**AIM OF THE EXERCISE**
Find the lines with "JSON" in them and copy them out.

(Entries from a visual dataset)
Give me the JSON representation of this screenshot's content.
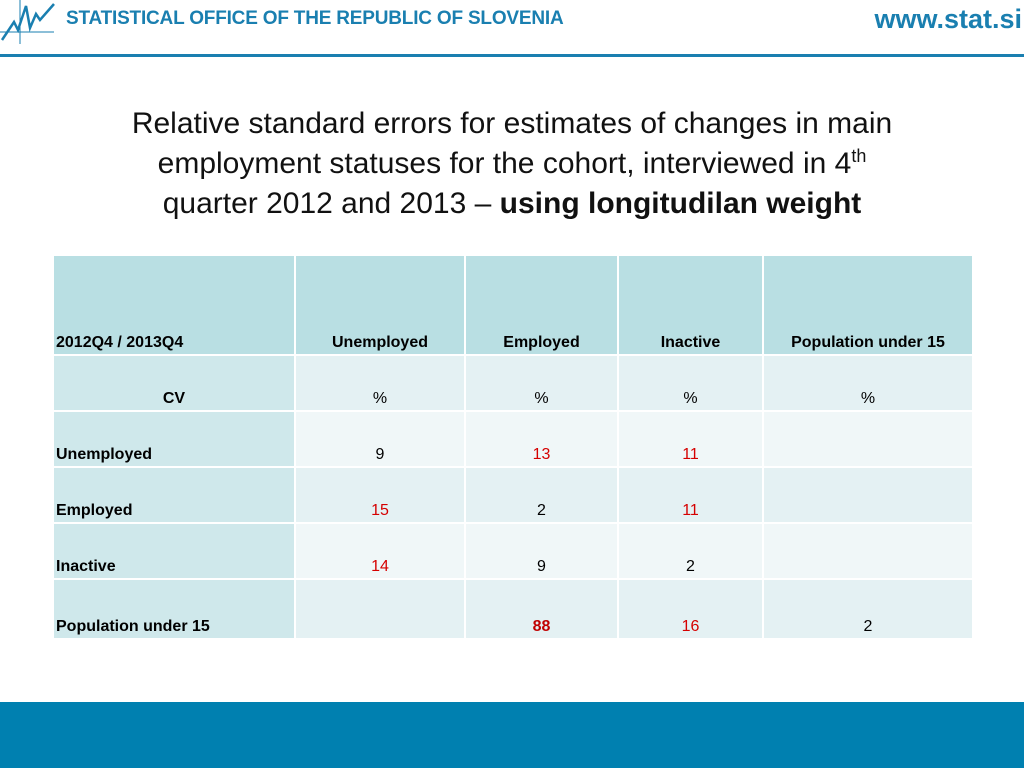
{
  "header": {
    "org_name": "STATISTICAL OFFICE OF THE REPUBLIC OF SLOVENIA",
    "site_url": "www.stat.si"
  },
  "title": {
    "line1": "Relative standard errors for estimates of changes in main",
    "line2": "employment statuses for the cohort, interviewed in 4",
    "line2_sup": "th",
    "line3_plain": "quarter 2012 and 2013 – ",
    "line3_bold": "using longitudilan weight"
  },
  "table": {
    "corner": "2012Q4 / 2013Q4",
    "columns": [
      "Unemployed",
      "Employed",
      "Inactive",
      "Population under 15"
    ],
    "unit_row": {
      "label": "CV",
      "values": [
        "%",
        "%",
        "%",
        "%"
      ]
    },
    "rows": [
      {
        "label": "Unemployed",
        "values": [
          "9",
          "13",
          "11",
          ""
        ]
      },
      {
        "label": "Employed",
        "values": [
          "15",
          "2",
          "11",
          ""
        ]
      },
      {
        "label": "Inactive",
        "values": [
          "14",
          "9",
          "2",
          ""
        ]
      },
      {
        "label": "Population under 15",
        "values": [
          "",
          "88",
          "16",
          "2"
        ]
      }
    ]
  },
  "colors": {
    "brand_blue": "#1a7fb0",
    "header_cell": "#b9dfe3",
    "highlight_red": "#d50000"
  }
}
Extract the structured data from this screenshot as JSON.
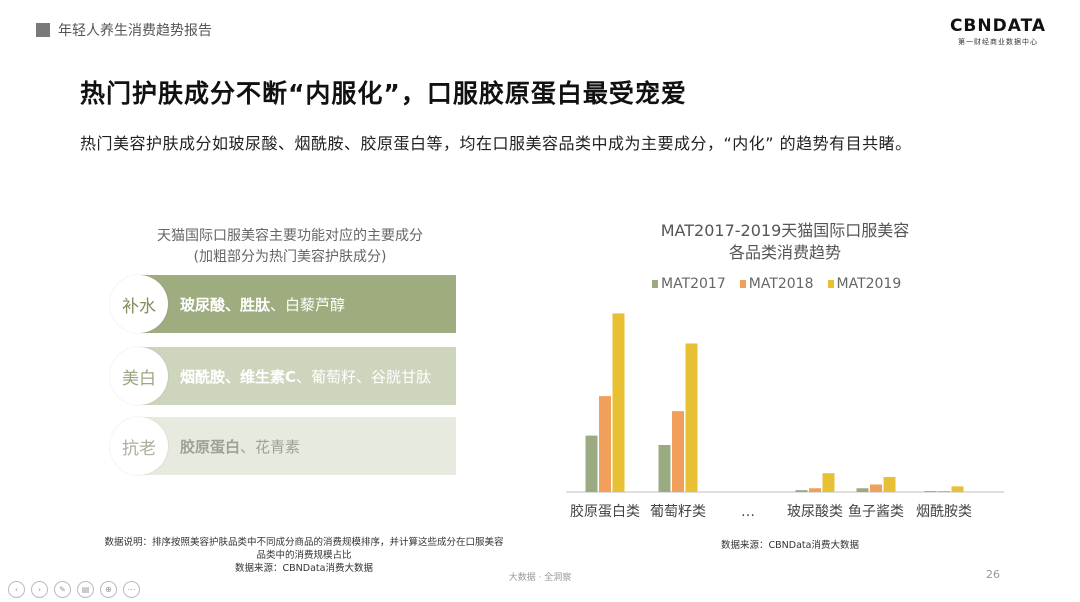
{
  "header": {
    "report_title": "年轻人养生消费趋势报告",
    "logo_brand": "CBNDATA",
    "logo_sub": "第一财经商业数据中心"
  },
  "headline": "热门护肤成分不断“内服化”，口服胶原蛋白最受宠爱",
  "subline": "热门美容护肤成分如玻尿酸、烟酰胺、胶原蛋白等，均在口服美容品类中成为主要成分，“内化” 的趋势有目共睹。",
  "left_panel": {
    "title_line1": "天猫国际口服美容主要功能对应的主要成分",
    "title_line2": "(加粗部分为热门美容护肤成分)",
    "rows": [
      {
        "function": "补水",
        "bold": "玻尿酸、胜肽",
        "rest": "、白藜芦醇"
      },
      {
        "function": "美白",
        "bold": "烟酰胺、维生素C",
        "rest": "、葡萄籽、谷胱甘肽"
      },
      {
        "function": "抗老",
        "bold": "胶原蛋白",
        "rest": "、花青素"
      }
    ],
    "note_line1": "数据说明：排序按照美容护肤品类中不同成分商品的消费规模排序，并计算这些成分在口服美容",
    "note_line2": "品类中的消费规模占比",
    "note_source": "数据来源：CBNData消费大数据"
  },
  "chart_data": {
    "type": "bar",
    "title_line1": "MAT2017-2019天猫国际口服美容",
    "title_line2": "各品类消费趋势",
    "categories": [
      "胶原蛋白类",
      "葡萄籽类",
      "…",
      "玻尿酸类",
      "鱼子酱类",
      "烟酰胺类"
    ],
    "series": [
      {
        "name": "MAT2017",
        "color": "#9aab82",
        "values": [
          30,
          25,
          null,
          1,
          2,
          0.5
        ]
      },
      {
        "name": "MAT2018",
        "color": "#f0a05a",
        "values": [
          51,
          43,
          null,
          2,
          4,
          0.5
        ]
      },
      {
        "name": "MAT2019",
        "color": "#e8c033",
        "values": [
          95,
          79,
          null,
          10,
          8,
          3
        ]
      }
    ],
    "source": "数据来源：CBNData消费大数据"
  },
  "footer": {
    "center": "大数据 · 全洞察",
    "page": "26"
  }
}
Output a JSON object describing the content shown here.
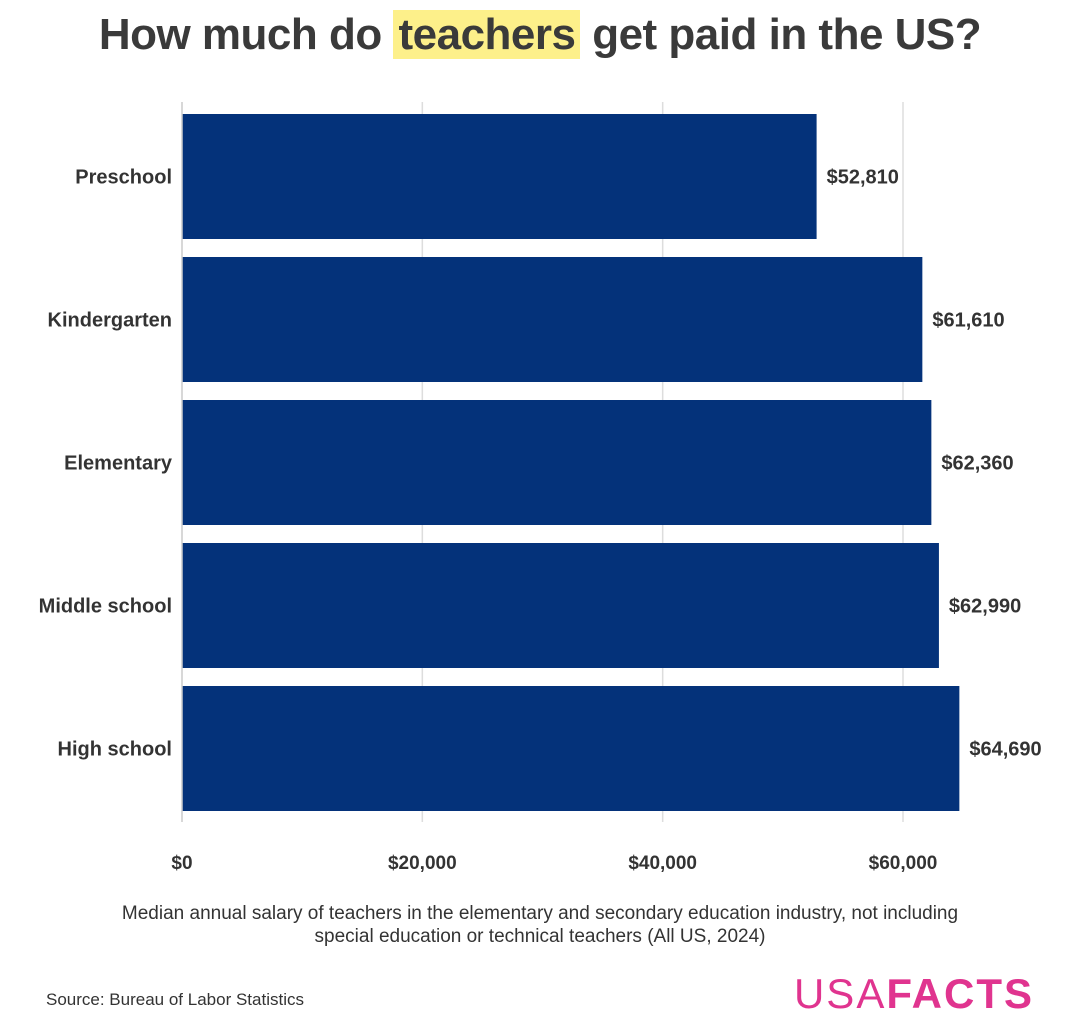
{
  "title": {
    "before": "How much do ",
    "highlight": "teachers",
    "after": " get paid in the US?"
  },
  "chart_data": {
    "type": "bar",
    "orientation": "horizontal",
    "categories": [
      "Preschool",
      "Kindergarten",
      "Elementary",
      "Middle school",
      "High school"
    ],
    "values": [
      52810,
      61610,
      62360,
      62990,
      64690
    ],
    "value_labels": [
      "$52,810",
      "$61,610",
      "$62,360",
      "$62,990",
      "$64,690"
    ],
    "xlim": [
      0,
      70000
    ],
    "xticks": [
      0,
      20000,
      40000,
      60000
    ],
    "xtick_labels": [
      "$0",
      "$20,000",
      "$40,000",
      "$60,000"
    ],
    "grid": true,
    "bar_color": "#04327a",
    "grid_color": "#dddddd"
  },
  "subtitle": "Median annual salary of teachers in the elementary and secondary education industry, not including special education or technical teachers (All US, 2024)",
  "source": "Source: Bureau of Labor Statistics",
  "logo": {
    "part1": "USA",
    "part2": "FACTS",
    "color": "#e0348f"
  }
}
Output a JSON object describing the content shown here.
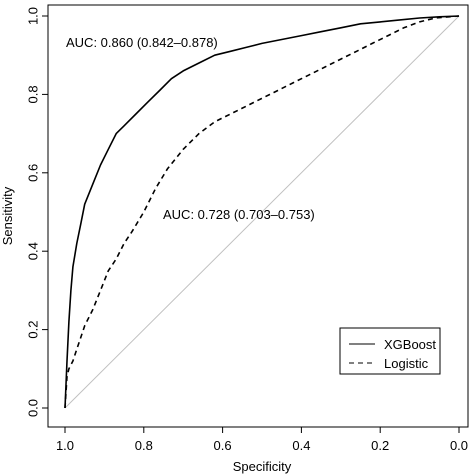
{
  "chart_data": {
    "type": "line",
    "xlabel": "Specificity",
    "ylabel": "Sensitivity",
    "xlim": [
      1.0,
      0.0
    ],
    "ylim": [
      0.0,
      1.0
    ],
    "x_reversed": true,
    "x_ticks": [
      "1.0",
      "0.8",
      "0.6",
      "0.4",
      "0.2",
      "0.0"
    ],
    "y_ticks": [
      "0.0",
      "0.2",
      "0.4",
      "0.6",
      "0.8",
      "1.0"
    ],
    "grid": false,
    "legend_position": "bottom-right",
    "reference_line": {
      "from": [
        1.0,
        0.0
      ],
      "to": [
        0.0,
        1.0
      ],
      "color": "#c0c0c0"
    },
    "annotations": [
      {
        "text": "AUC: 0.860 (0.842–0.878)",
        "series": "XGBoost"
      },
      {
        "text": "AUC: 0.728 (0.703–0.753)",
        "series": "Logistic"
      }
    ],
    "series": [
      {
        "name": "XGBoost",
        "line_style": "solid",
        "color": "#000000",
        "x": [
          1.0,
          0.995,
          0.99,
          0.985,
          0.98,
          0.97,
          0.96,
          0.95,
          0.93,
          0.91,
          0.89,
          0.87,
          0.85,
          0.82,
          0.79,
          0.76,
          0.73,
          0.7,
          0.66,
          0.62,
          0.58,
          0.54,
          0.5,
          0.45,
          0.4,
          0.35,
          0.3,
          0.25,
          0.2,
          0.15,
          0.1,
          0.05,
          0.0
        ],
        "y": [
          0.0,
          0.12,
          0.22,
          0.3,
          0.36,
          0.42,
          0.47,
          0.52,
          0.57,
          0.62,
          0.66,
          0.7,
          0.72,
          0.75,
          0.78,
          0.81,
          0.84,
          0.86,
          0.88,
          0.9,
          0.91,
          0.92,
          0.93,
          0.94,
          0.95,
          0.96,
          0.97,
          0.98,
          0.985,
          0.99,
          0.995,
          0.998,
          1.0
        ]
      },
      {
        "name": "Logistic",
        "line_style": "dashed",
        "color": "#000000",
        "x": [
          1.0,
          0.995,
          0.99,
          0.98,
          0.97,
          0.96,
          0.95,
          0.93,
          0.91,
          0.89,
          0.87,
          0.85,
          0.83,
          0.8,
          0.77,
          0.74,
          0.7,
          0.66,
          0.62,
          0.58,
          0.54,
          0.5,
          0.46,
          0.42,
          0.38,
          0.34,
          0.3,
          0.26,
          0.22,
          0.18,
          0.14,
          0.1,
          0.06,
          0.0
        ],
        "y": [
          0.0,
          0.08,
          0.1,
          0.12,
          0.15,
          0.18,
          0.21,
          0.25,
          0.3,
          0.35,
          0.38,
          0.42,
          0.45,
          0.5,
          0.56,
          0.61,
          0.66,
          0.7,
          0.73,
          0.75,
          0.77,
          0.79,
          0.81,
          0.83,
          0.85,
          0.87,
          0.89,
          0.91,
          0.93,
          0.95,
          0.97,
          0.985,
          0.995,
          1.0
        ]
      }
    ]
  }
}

**ANSWER TO THIS TASK**
Give me the JSON representation of this screenshot's content.
Extract the structured data from this screenshot as JSON.
Output a JSON object describing the content shown here.
Output a JSON object describing the content shown here.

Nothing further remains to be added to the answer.